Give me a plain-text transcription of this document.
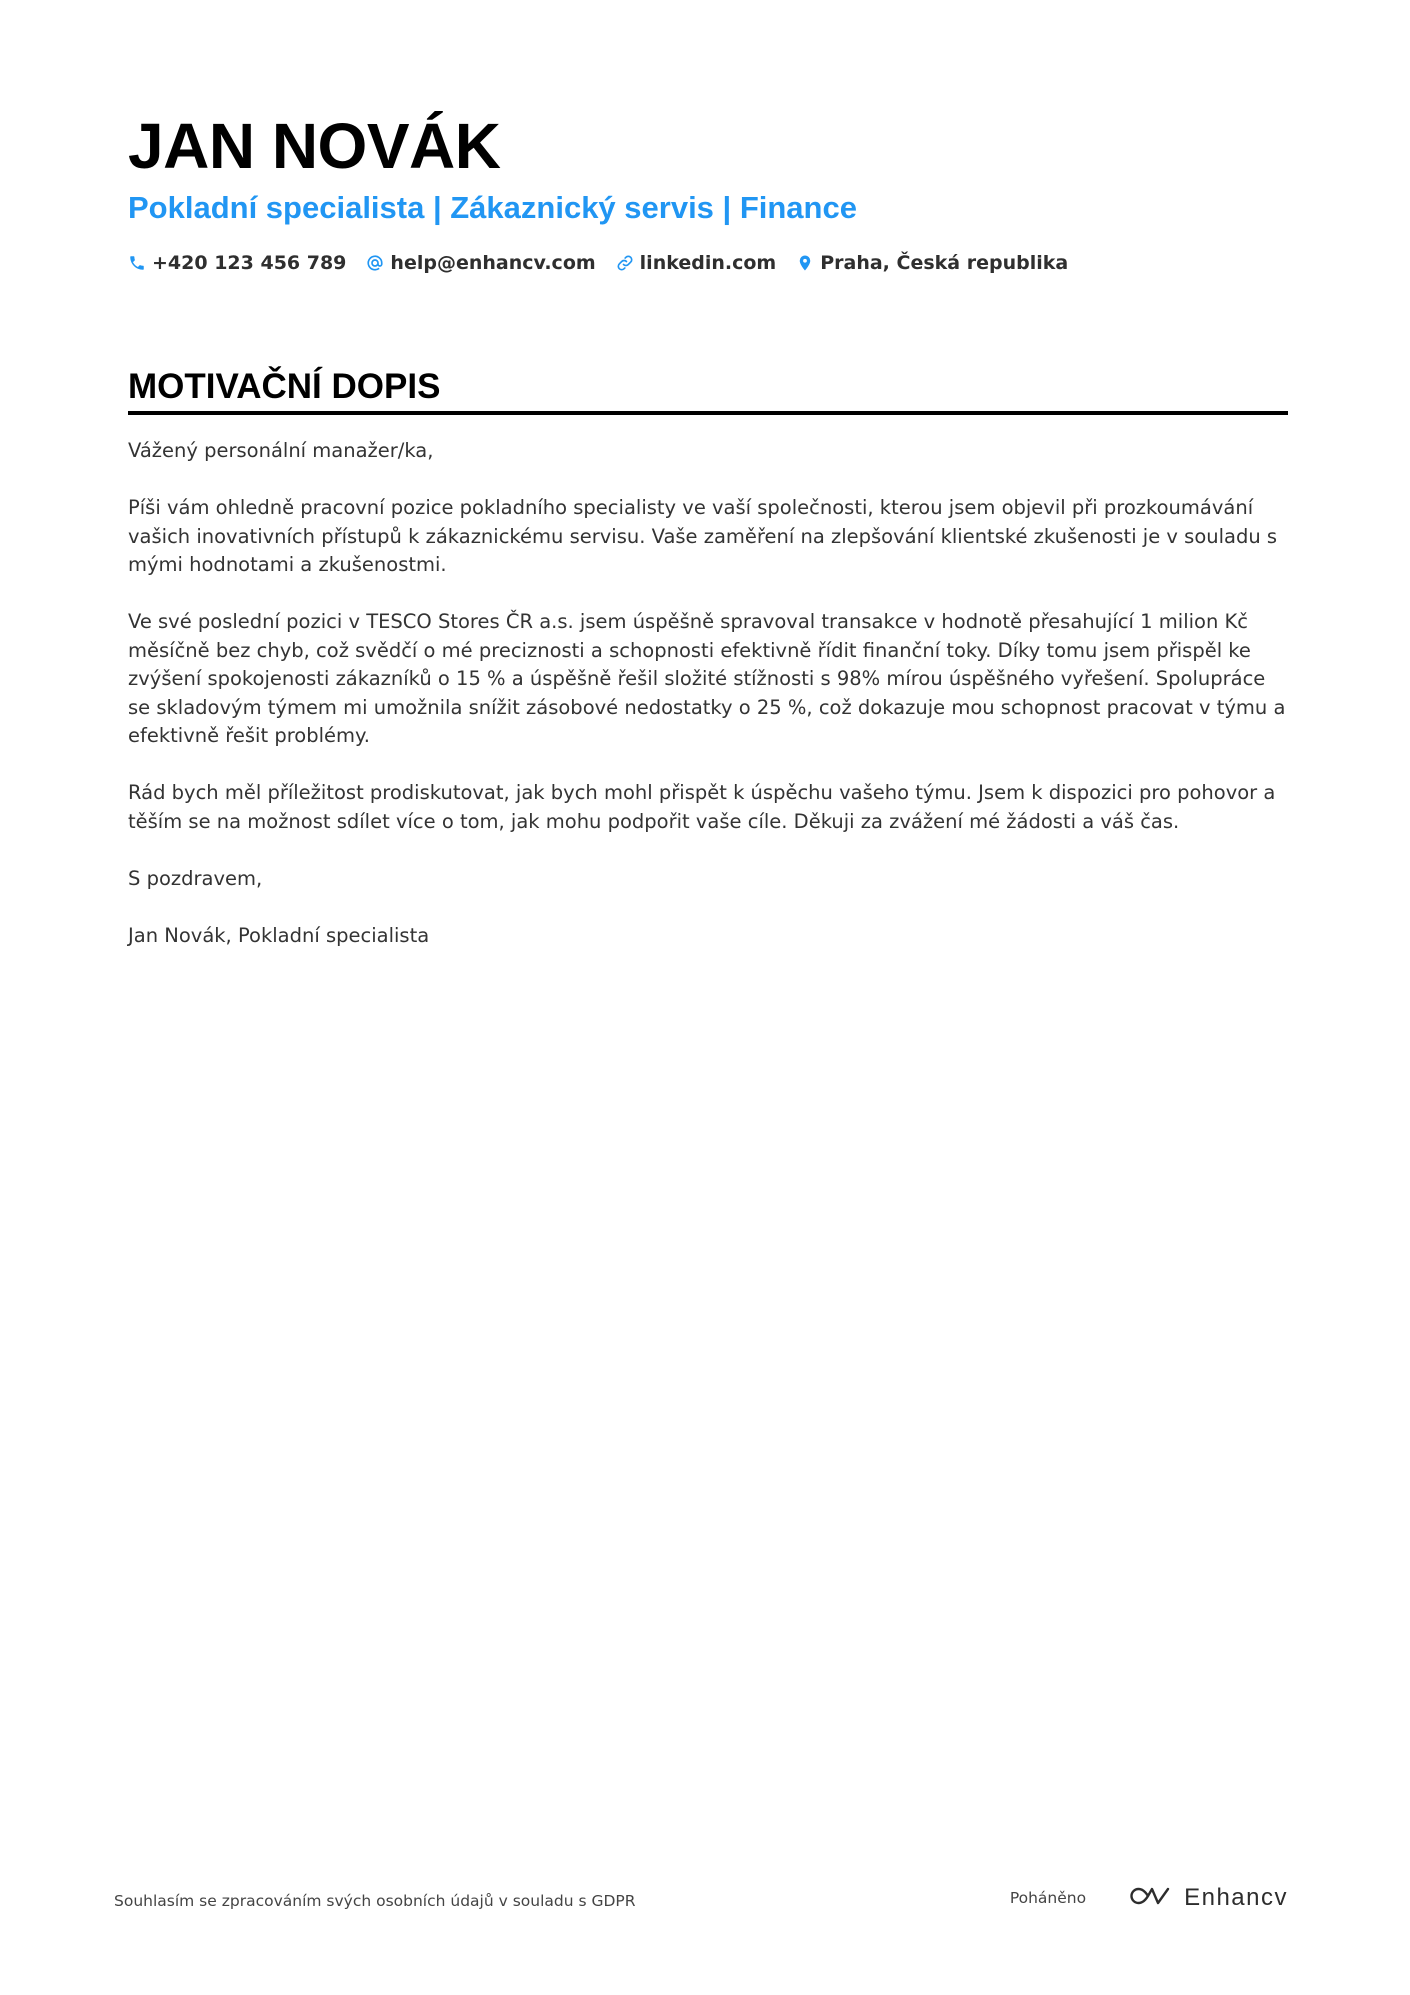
JAN NOVÁK
Pokladní specialista | Zákaznický servis | Finance
+420 123 456 789 help@enhancv.com linkedin.com Praha, Česká republika
MOTIVAČNÍ DOPIS

Vážený personální manažer/ka,

Píši vám ohledně pracovní pozice pokladního specialisty ve vaší společnosti, kterou jsem objevil při prozkoumávání vašich inovativních přístupů k zákaznickému servisu. Vaše zaměření na zlepšování klientské zkušenosti je v souladu s mými hodnotami a zkušenostmi.

Ve své poslední pozici v TESCO Stores ČR a.s. jsem úspěšně spravoval transakce v hodnotě přesahující 1 milion Kč měsíčně bez chyb, což svědčí o mé preciznosti a schopnosti efektivně řídit finanční toky. Díky tomu jsem přispěl ke zvýšení spokojenosti zákazníků o 15 % a úspěšně řešil složité stížnosti s 98% mírou úspěšného vyřešení. Spolupráce se skladovým týmem mi umožnila snížit zásobové nedostatky o 25 %, což dokazuje mou schopnost pracovat v týmu a efektivně řešit problémy.

Rád bych měl příležitost prodiskutovat, jak bych mohl přispět k úspěchu vašeho týmu. Jsem k dispozici pro pohovor a těším se na možnost sdílet více o tom, jak mohu podpořit vaše cíle. Děkuji za zvážení mé žádosti a váš čas.

S pozdravem,

Jan Novák, Pokladní specialista

Souhlasím se zpracováním svých osobních údajů v souladu s GDPR	Poháněno	Enhancv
====================
## Directions
Write out all the entries exactly, except for the pictures.

## Task output
Give me a plain-text transcription of this document.
JAN NOVÁK
Pokladní specialista | Zákaznický servis | Finance
+420 123 456 789 help@enhancv.com linkedin.com Praha, Česká republika
MOTIVAČNÍ DOPIS

Vážený personální manažer/ka,

Píši vám ohledně pracovní pozice pokladního specialisty ve vaší společnosti, kterou jsem objevil při prozkoumávání vašich inovativních přístupů k zákaznickému servisu. Vaše zaměření na zlepšování klientské zkušenosti je v souladu s mými hodnotami a zkušenostmi.

Ve své poslední pozici v TESCO Stores ČR a.s. jsem úspěšně spravoval transakce v hodnotě přesahující 1 milion Kč měsíčně bez chyb, což svědčí o mé preciznosti a schopnosti efektivně řídit finanční toky. Díky tomu jsem přispěl ke zvýšení spokojenosti zákazníků o 15 % a úspěšně řešil složité stížnosti s 98% mírou úspěšného vyřešení. Spolupráce se skladovým týmem mi umožnila snížit zásobové nedostatky o 25 %, což dokazuje mou schopnost pracovat v týmu a efektivně řešit problémy.

Rád bych měl příležitost prodiskutovat, jak bych mohl přispět k úspěchu vašeho týmu. Jsem k dispozici pro pohovor a těším se na možnost sdílet více o tom, jak mohu podpořit vaše cíle. Děkuji za zvážení mé žádosti a váš čas.

S pozdravem,

Jan Novák, Pokladní specialista

Souhlasím se zpracováním svých osobních údajů v souladu s GDPR	Poháněno	Enhancv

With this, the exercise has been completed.